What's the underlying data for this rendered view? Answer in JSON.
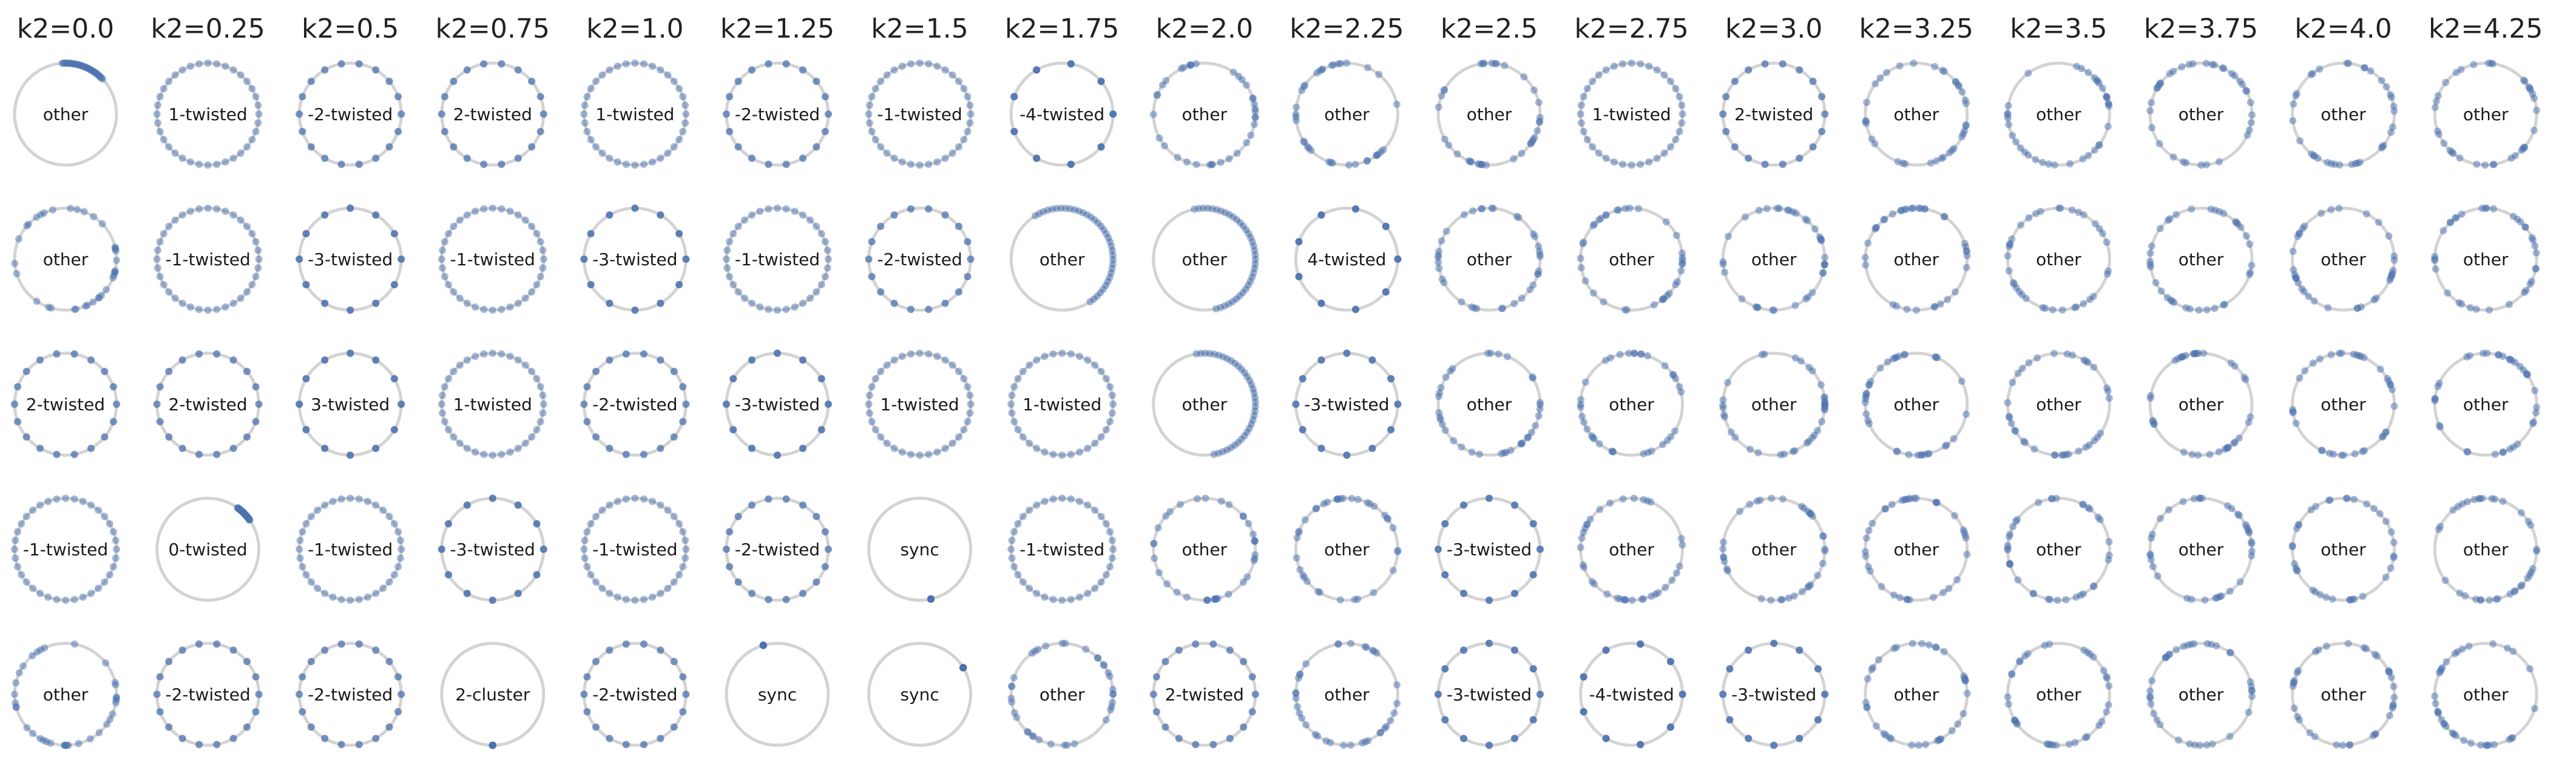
{
  "chart_data": {
    "type": "scatter",
    "title": "",
    "columns": [
      "k2=0.0",
      "k2=0.25",
      "k2=0.5",
      "k2=0.75",
      "k2=1.0",
      "k2=1.25",
      "k2=1.5",
      "k2=1.75",
      "k2=2.0",
      "k2=2.25",
      "k2=2.5",
      "k2=2.75",
      "k2=3.0",
      "k2=3.25",
      "k2=3.5",
      "k2=3.75",
      "k2=4.0",
      "k2=4.25"
    ],
    "rows": 5,
    "labels": [
      [
        "other",
        "1-twisted",
        "-2-twisted",
        "2-twisted",
        "1-twisted",
        "-2-twisted",
        "-1-twisted",
        "-4-twisted",
        "other",
        "other",
        "other",
        "1-twisted",
        "2-twisted",
        "other",
        "other",
        "other",
        "other",
        "other"
      ],
      [
        "other",
        "-1-twisted",
        "-3-twisted",
        "-1-twisted",
        "-3-twisted",
        "-1-twisted",
        "-2-twisted",
        "other",
        "other",
        "4-twisted",
        "other",
        "other",
        "other",
        "other",
        "other",
        "other",
        "other",
        "other"
      ],
      [
        "2-twisted",
        "2-twisted",
        "3-twisted",
        "1-twisted",
        "-2-twisted",
        "-3-twisted",
        "1-twisted",
        "1-twisted",
        "other",
        "-3-twisted",
        "other",
        "other",
        "other",
        "other",
        "other",
        "other",
        "other",
        "other"
      ],
      [
        "-1-twisted",
        "0-twisted",
        "-1-twisted",
        "-3-twisted",
        "-1-twisted",
        "-2-twisted",
        "sync",
        "-1-twisted",
        "other",
        "other",
        "-3-twisted",
        "other",
        "other",
        "other",
        "other",
        "other",
        "other",
        "other"
      ],
      [
        "other",
        "-2-twisted",
        "-2-twisted",
        "2-cluster",
        "-2-twisted",
        "sync",
        "sync",
        "other",
        "2-twisted",
        "other",
        "-3-twisted",
        "-4-twisted",
        "-3-twisted",
        "other",
        "other",
        "other",
        "other",
        "other"
      ]
    ],
    "colors": {
      "oscillator": "#4c72b0",
      "ring": "#d3d3d3",
      "text": "#222222"
    }
  }
}
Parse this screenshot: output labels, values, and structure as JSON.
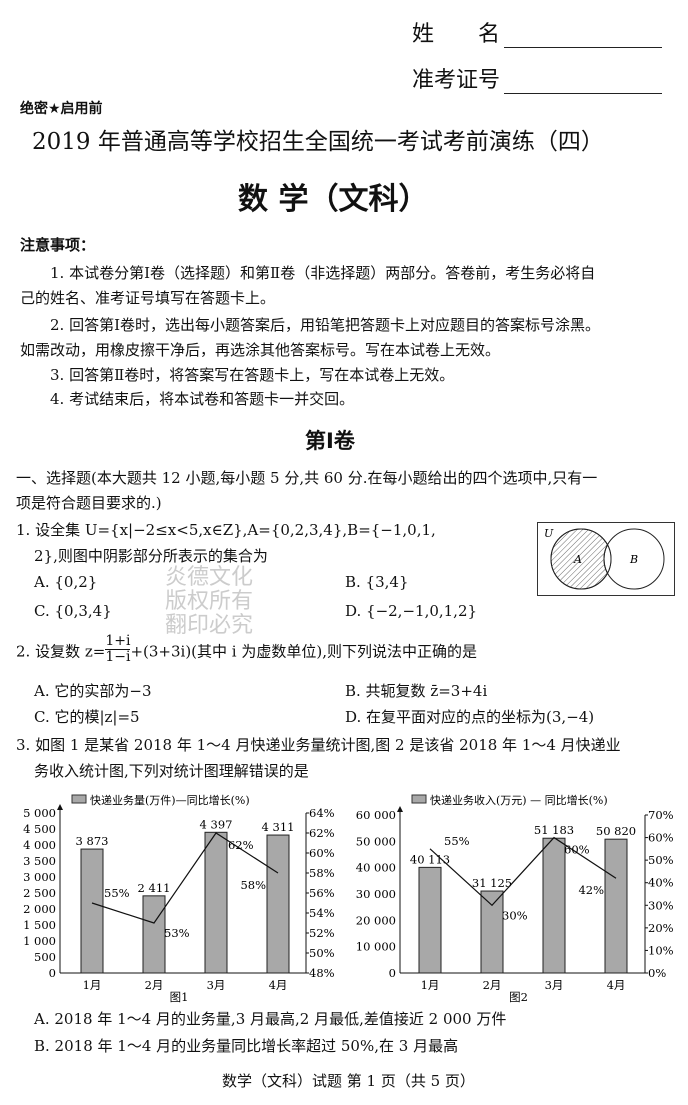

▶ What is asked: Locate all lines that include the word "labels" and copy them out.

▶ Full output:
    "labels": [
Parse this screenshot: output labels, values, and structure as JSON.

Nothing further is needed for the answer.